TASK PROMPT
Exclude the pictures and reproduce the remaining data exactly as written.

[Extracts from a graphics dataset]
——————

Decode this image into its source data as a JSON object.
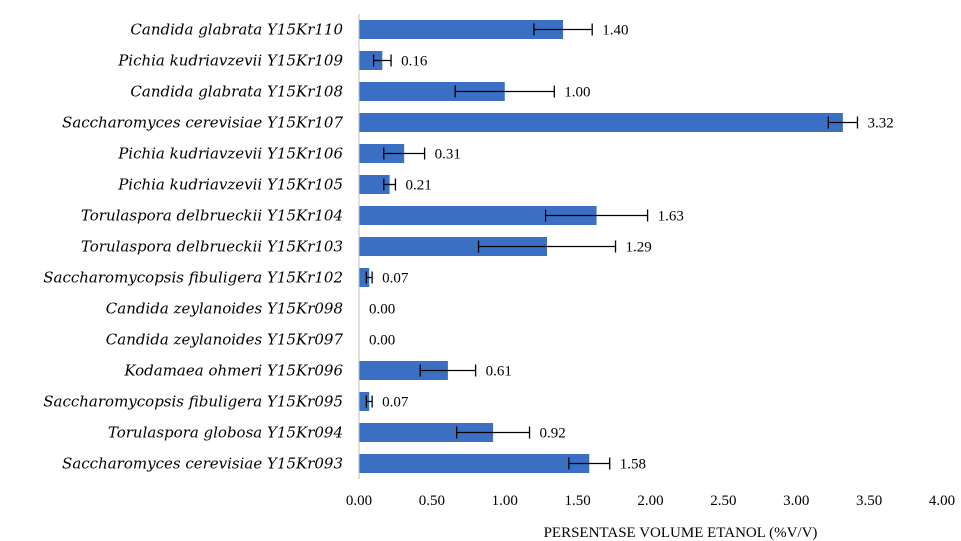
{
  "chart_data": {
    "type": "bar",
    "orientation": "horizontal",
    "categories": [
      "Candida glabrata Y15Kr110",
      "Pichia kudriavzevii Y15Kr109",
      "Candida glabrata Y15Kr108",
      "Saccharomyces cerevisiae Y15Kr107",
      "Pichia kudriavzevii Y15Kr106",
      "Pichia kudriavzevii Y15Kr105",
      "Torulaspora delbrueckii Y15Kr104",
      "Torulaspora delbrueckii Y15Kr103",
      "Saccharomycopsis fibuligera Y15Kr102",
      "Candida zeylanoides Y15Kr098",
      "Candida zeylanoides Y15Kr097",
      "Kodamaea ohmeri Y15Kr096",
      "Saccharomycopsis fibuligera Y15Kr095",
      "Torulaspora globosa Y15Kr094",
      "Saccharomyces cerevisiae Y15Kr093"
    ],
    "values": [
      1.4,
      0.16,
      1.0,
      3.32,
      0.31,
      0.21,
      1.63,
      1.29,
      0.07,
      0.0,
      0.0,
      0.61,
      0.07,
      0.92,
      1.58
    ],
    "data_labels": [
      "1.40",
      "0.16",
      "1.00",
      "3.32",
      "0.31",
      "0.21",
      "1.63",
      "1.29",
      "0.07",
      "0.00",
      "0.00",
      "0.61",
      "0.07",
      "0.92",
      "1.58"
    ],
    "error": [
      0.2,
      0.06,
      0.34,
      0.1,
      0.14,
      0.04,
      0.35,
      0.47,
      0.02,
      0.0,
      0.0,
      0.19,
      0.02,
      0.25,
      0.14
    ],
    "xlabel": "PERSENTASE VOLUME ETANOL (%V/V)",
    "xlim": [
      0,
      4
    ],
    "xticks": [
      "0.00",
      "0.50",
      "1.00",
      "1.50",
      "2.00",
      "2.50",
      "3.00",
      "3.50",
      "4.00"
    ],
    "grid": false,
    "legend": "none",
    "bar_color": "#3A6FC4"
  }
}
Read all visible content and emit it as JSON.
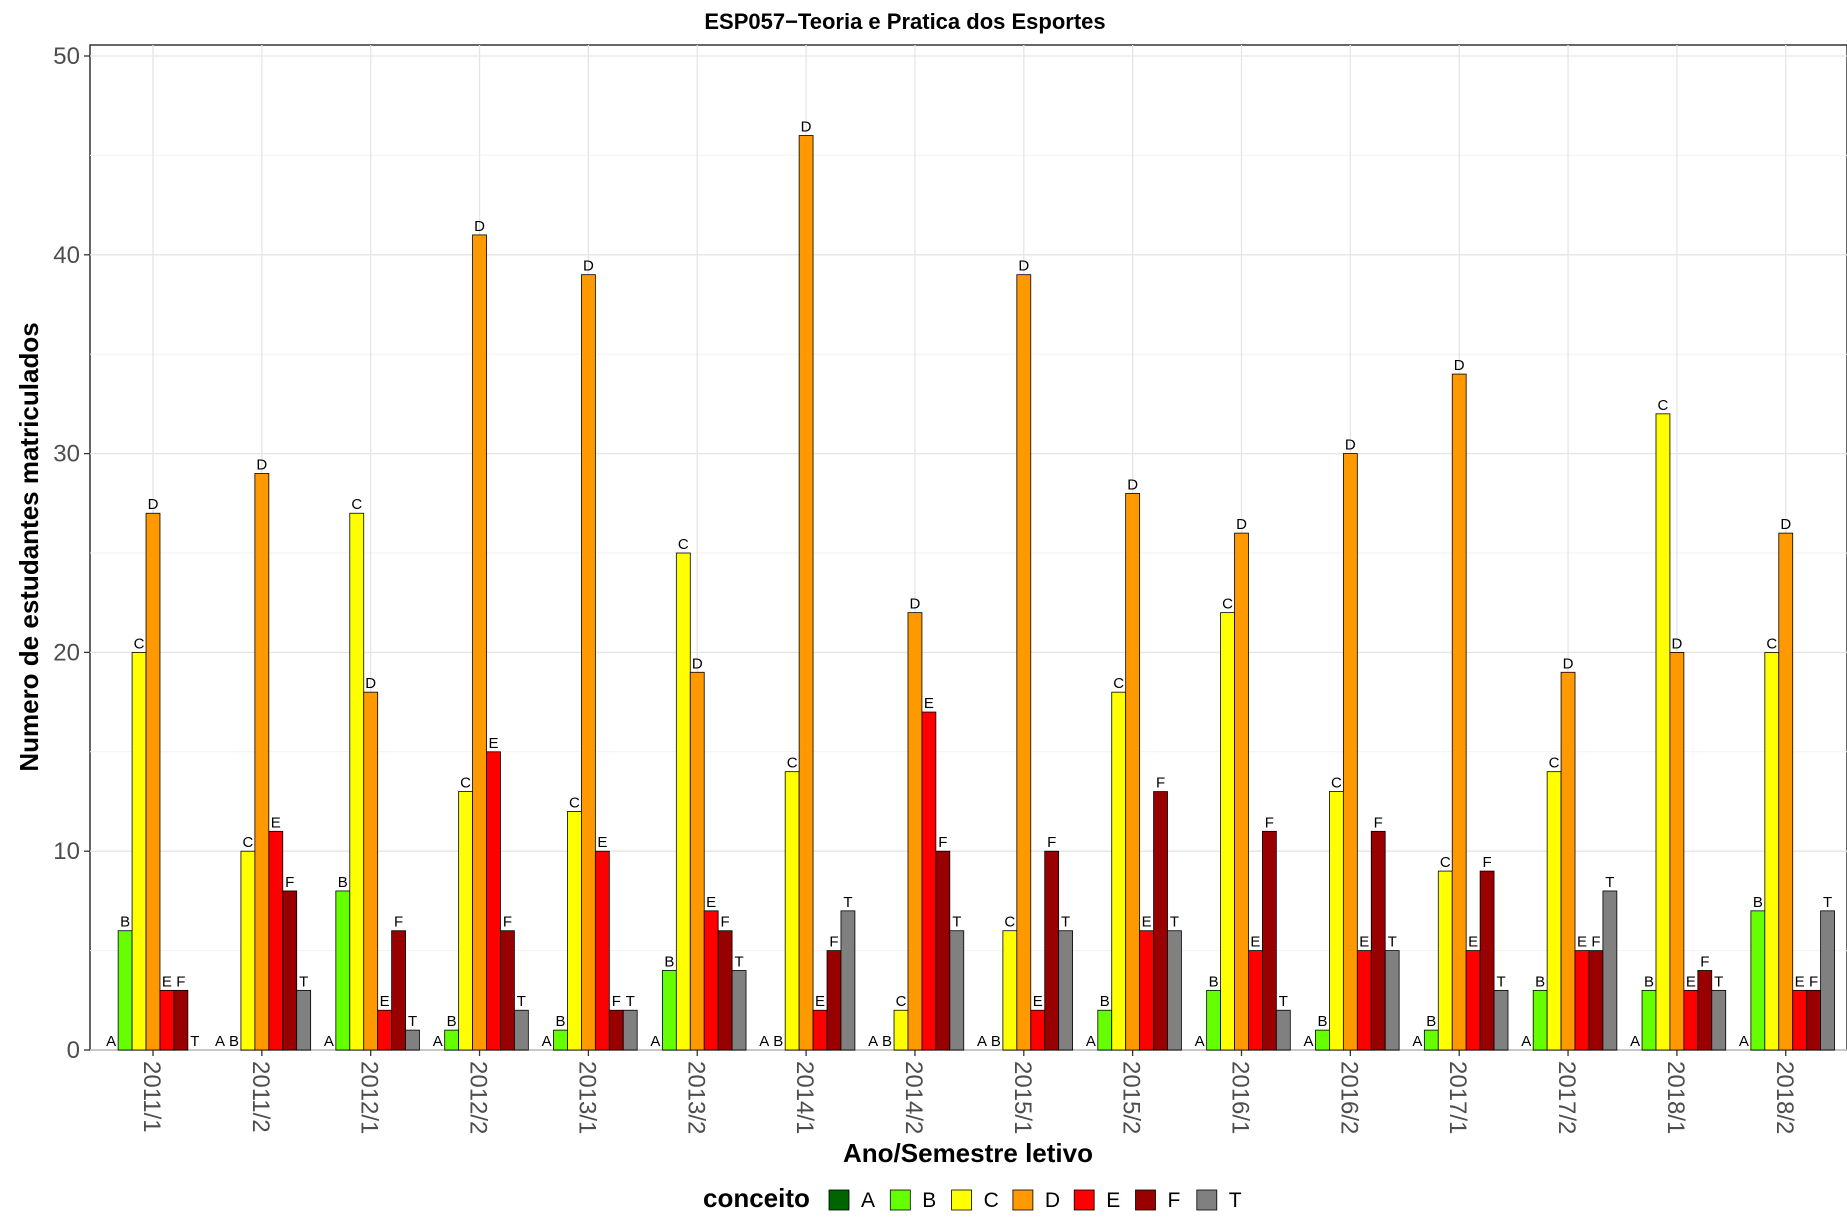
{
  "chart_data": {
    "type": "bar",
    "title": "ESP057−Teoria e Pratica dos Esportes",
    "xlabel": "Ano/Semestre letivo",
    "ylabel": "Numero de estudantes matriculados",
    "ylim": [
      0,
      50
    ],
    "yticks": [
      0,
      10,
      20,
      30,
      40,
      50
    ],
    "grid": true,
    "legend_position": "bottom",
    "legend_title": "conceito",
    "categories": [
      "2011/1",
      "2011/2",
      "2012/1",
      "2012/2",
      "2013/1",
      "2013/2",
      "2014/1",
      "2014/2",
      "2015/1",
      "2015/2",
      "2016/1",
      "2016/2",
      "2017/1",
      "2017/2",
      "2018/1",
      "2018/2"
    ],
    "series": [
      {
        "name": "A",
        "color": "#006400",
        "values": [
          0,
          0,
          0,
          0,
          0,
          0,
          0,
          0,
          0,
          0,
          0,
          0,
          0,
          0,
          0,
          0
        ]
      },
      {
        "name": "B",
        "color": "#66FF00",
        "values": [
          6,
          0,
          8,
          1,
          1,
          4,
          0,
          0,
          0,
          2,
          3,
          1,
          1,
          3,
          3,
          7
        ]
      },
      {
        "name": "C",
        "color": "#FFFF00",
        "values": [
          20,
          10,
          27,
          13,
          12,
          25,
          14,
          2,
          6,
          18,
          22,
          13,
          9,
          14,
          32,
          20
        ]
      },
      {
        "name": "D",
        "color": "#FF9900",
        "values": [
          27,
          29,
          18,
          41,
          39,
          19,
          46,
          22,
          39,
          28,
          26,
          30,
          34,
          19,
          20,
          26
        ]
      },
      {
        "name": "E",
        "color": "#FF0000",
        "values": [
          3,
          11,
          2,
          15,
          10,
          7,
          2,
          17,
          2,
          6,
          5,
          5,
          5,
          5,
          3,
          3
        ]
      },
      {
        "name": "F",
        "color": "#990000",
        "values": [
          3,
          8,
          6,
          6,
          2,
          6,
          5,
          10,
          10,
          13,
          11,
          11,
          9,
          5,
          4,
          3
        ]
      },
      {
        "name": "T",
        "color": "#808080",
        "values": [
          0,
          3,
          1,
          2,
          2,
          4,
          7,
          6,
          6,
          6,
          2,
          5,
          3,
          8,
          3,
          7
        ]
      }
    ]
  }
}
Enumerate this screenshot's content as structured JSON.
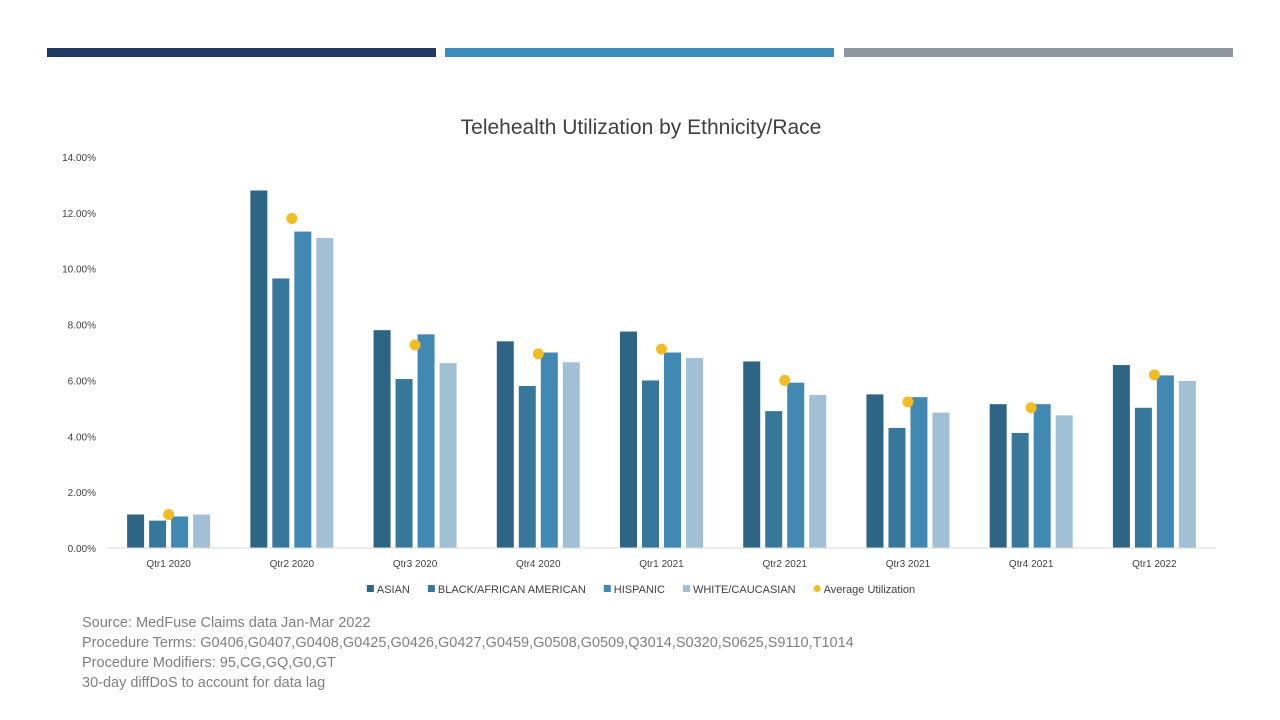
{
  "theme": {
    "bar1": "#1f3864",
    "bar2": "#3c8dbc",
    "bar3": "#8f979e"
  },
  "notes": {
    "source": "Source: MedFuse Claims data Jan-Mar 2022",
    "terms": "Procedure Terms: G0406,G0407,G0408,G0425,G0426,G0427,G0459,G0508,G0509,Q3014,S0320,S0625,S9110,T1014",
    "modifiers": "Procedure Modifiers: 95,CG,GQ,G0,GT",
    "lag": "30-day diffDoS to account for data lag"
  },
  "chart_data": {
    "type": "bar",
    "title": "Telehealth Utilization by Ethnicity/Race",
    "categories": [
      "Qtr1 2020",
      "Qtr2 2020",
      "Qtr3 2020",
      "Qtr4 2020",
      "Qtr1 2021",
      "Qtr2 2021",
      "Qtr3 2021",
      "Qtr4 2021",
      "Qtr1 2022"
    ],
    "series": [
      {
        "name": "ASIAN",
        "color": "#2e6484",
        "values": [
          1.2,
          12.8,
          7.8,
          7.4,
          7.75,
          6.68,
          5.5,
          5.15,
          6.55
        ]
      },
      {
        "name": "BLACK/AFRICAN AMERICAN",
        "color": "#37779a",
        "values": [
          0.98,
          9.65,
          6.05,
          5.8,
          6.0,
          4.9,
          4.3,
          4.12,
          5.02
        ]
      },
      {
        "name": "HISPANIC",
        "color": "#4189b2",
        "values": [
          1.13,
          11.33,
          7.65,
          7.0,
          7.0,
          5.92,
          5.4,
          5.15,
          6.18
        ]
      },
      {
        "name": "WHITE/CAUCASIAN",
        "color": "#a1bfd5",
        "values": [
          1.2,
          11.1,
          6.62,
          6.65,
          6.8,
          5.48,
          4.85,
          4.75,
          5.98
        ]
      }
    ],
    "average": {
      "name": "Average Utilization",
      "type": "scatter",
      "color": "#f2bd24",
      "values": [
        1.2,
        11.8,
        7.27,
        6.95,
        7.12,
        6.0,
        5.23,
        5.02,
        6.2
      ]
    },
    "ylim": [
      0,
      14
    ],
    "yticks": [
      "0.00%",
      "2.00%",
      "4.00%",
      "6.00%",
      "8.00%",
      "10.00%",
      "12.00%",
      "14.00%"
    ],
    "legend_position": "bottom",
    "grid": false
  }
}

——————

EXERCISE OUTPUT
Decode this image into its source data as a JSON object.
{
  "chart_data": {
    "type": "bar",
    "orientation": "horizontal",
    "categories": [
      "Candida glabrata Y15Kr110",
      "Pichia kudriavzevii Y15Kr109",
      "Candida glabrata Y15Kr108",
      "Saccharomyces cerevisiae Y15Kr107",
      "Pichia kudriavzevii Y15Kr106",
      "Pichia kudriavzevii Y15Kr105",
      "Torulaspora delbrueckii Y15Kr104",
      "Torulaspora delbrueckii Y15Kr103",
      "Saccharomycopsis fibuligera Y15Kr102",
      "Candida zeylanoides Y15Kr098",
      "Candida zeylanoides Y15Kr097",
      "Kodamaea ohmeri Y15Kr096",
      "Saccharomycopsis fibuligera Y15Kr095",
      "Torulaspora globosa Y15Kr094",
      "Saccharomyces cerevisiae Y15Kr093"
    ],
    "values": [
      1.4,
      0.16,
      1.0,
      3.32,
      0.31,
      0.21,
      1.63,
      1.29,
      0.07,
      0.0,
      0.0,
      0.61,
      0.07,
      0.92,
      1.58
    ],
    "data_labels": [
      "1.40",
      "0.16",
      "1.00",
      "3.32",
      "0.31",
      "0.21",
      "1.63",
      "1.29",
      "0.07",
      "0.00",
      "0.00",
      "0.61",
      "0.07",
      "0.92",
      "1.58"
    ],
    "error": [
      0.2,
      0.06,
      0.34,
      0.1,
      0.14,
      0.04,
      0.35,
      0.47,
      0.02,
      0.0,
      0.0,
      0.19,
      0.02,
      0.25,
      0.14
    ],
    "xlabel": "PERSENTASE VOLUME ETANOL (%V/V)",
    "xlim": [
      0,
      4
    ],
    "xticks": [
      "0.00",
      "0.50",
      "1.00",
      "1.50",
      "2.00",
      "2.50",
      "3.00",
      "3.50",
      "4.00"
    ],
    "grid": false,
    "legend": "none",
    "bar_color": "#3A6FC4"
  }
}
Read all visible content and emit it as JSON.
{
  "chart_data": {
    "type": "bar",
    "title": "ESP057−Teoria e Pratica dos Esportes",
    "xlabel": "Ano/Semestre letivo",
    "ylabel": "Numero de estudantes matriculados",
    "ylim": [
      0,
      50
    ],
    "yticks": [
      0,
      10,
      20,
      30,
      40,
      50
    ],
    "grid": true,
    "legend_position": "bottom",
    "legend_title": "conceito",
    "categories": [
      "2011/1",
      "2011/2",
      "2012/1",
      "2012/2",
      "2013/1",
      "2013/2",
      "2014/1",
      "2014/2",
      "2015/1",
      "2015/2",
      "2016/1",
      "2016/2",
      "2017/1",
      "2017/2",
      "2018/1",
      "2018/2"
    ],
    "series": [
      {
        "name": "A",
        "color": "#006400",
        "values": [
          0,
          0,
          0,
          0,
          0,
          0,
          0,
          0,
          0,
          0,
          0,
          0,
          0,
          0,
          0,
          0
        ]
      },
      {
        "name": "B",
        "color": "#66FF00",
        "values": [
          6,
          0,
          8,
          1,
          1,
          4,
          0,
          0,
          0,
          2,
          3,
          1,
          1,
          3,
          3,
          7
        ]
      },
      {
        "name": "C",
        "color": "#FFFF00",
        "values": [
          20,
          10,
          27,
          13,
          12,
          25,
          14,
          2,
          6,
          18,
          22,
          13,
          9,
          14,
          32,
          20
        ]
      },
      {
        "name": "D",
        "color": "#FF9900",
        "values": [
          27,
          29,
          18,
          41,
          39,
          19,
          46,
          22,
          39,
          28,
          26,
          30,
          34,
          19,
          20,
          26
        ]
      },
      {
        "name": "E",
        "color": "#FF0000",
        "values": [
          3,
          11,
          2,
          15,
          10,
          7,
          2,
          17,
          2,
          6,
          5,
          5,
          5,
          5,
          3,
          3
        ]
      },
      {
        "name": "F",
        "color": "#990000",
        "values": [
          3,
          8,
          6,
          6,
          2,
          6,
          5,
          10,
          10,
          13,
          11,
          11,
          9,
          5,
          4,
          3
        ]
      },
      {
        "name": "T",
        "color": "#808080",
        "values": [
          0,
          3,
          1,
          2,
          2,
          4,
          7,
          6,
          6,
          6,
          2,
          5,
          3,
          8,
          3,
          7
        ]
      }
    ]
  }
}
Enumerate this screenshot's content as structured JSON.
{
  "theme": {
    "bar1": "#1f3864",
    "bar2": "#3c8dbc",
    "bar3": "#8f979e"
  },
  "notes": {
    "source": "Source: MedFuse Claims data Jan-Mar 2022",
    "terms": "Procedure Terms: G0406,G0407,G0408,G0425,G0426,G0427,G0459,G0508,G0509,Q3014,S0320,S0625,S9110,T1014",
    "modifiers": "Procedure Modifiers: 95,CG,GQ,G0,GT",
    "lag": "30-day diffDoS to account for data lag"
  },
  "chart_data": {
    "type": "bar",
    "title": "Telehealth Utilization by Ethnicity/Race",
    "categories": [
      "Qtr1 2020",
      "Qtr2 2020",
      "Qtr3 2020",
      "Qtr4 2020",
      "Qtr1 2021",
      "Qtr2 2021",
      "Qtr3 2021",
      "Qtr4 2021",
      "Qtr1 2022"
    ],
    "series": [
      {
        "name": "ASIAN",
        "color": "#2e6484",
        "values": [
          1.2,
          12.8,
          7.8,
          7.4,
          7.75,
          6.68,
          5.5,
          5.15,
          6.55
        ]
      },
      {
        "name": "BLACK/AFRICAN AMERICAN",
        "color": "#37779a",
        "values": [
          0.98,
          9.65,
          6.05,
          5.8,
          6.0,
          4.9,
          4.3,
          4.12,
          5.02
        ]
      },
      {
        "name": "HISPANIC",
        "color": "#4189b2",
        "values": [
          1.13,
          11.33,
          7.65,
          7.0,
          7.0,
          5.92,
          5.4,
          5.15,
          6.18
        ]
      },
      {
        "name": "WHITE/CAUCASIAN",
        "color": "#a1bfd5",
        "values": [
          1.2,
          11.1,
          6.62,
          6.65,
          6.8,
          5.48,
          4.85,
          4.75,
          5.98
        ]
      }
    ],
    "average": {
      "name": "Average Utilization",
      "type": "scatter",
      "color": "#f2bd24",
      "values": [
        1.2,
        11.8,
        7.27,
        6.95,
        7.12,
        6.0,
        5.23,
        5.02,
        6.2
      ]
    },
    "ylim": [
      0,
      14
    ],
    "yticks": [
      "0.00%",
      "2.00%",
      "4.00%",
      "6.00%",
      "8.00%",
      "10.00%",
      "12.00%",
      "14.00%"
    ],
    "legend_position": "bottom",
    "grid": false
  }
}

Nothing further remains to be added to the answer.